• **抽出テキスト**:
────────────────────

- 著者
-
田村 智彦
加藤 隆幸
- 出版者
- 横浜市立大学
- 雑誌
- 挑戦的萌芽研究
- 巻号頁・発行日
- 2009
血球系特異的転写因子Interferon Regulatory Factor 8(IRF8)は、ミエロイド系前駆細胞からマクロファージへの分化を促進する一方、好中球への分化増殖は抑制する。また、IRF8欠損マウスが慢性骨髄性白血病(CML)様の病態を呈し、多くのヒト骨髄性白血病においてIRF8の発現が失われていることから、IRF8はヒト白血病において重要ながん抑制因子である事が示唆されている。当研究は、IRF8の機能解析を通して自然免疫細胞の分化機構、ひいては細胞分化の基本原理を理解し、ヒト白血病に対し新しい病態理解と治療法を確立するための基盤を築くことを目指している。本年度は、IRF8と顆粒球系のマスター転写制御因子C/EBPαが結合する事を生細胞においてBiFC法(Bifluorescence Complementation Assay)のみならずFRET法(Fluorescence Resonance Energy Transfer)でも確認することができた。また前年度見出した新しい細胞分化制御転写因子であるが、これはIRF4であり、IRF8とIRF4という二つの血球系IRFがミエロイド系細胞分化において似通った活性を持つ事を、in vitro分化系のみならず、IRF8, 4ダブル欠損マウスの作製によって証明することができた。CML患者ではIRF4の発現も低下している事が報告されており、この結果はCML病態や治療を考える上でも興味深い。今後、本挑戦的萌芽研究で得た結果をさらに発展させ、ミエロイド細胞における転写因子複合体の精製等によってより包括的な理解に繋げて行きたい。

────────────────────

• **データ抜粋**:
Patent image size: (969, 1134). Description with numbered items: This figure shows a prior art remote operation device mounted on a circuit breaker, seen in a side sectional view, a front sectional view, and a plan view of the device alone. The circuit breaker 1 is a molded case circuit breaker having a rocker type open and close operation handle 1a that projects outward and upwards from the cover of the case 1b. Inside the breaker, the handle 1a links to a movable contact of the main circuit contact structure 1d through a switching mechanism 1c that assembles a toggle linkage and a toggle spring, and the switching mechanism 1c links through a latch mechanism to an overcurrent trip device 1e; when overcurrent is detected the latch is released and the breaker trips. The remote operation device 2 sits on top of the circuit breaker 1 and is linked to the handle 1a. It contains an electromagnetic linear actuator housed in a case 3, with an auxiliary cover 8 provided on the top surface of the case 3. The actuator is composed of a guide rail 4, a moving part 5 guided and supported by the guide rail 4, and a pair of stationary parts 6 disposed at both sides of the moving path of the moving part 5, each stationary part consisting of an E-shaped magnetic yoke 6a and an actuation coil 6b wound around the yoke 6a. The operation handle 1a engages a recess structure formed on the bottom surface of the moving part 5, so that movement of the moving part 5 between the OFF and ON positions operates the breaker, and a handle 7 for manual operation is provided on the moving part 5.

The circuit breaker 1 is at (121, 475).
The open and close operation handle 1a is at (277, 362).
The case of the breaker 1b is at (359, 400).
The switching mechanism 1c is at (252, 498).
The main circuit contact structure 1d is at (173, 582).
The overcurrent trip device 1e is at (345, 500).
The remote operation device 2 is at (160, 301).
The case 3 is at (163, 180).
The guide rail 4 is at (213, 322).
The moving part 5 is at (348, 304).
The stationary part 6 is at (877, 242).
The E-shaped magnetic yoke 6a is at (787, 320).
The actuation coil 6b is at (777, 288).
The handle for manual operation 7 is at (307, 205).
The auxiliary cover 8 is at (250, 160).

────────────────────

• **課題**:
IRF8の研究についての文章を読んで、次の問いに答えてください。
1. 出版者はどこですか。
2. IRF8とC/EBPαが結合することを、生細胞で確かめるのに使った二つの方法は何ですか。
3. 前年度に見つけた新しい細胞分化制御転写因子は何ですか。

• **解答**:
1. 横浜市立大学
2. BiFC法とFRET法
3. IRF4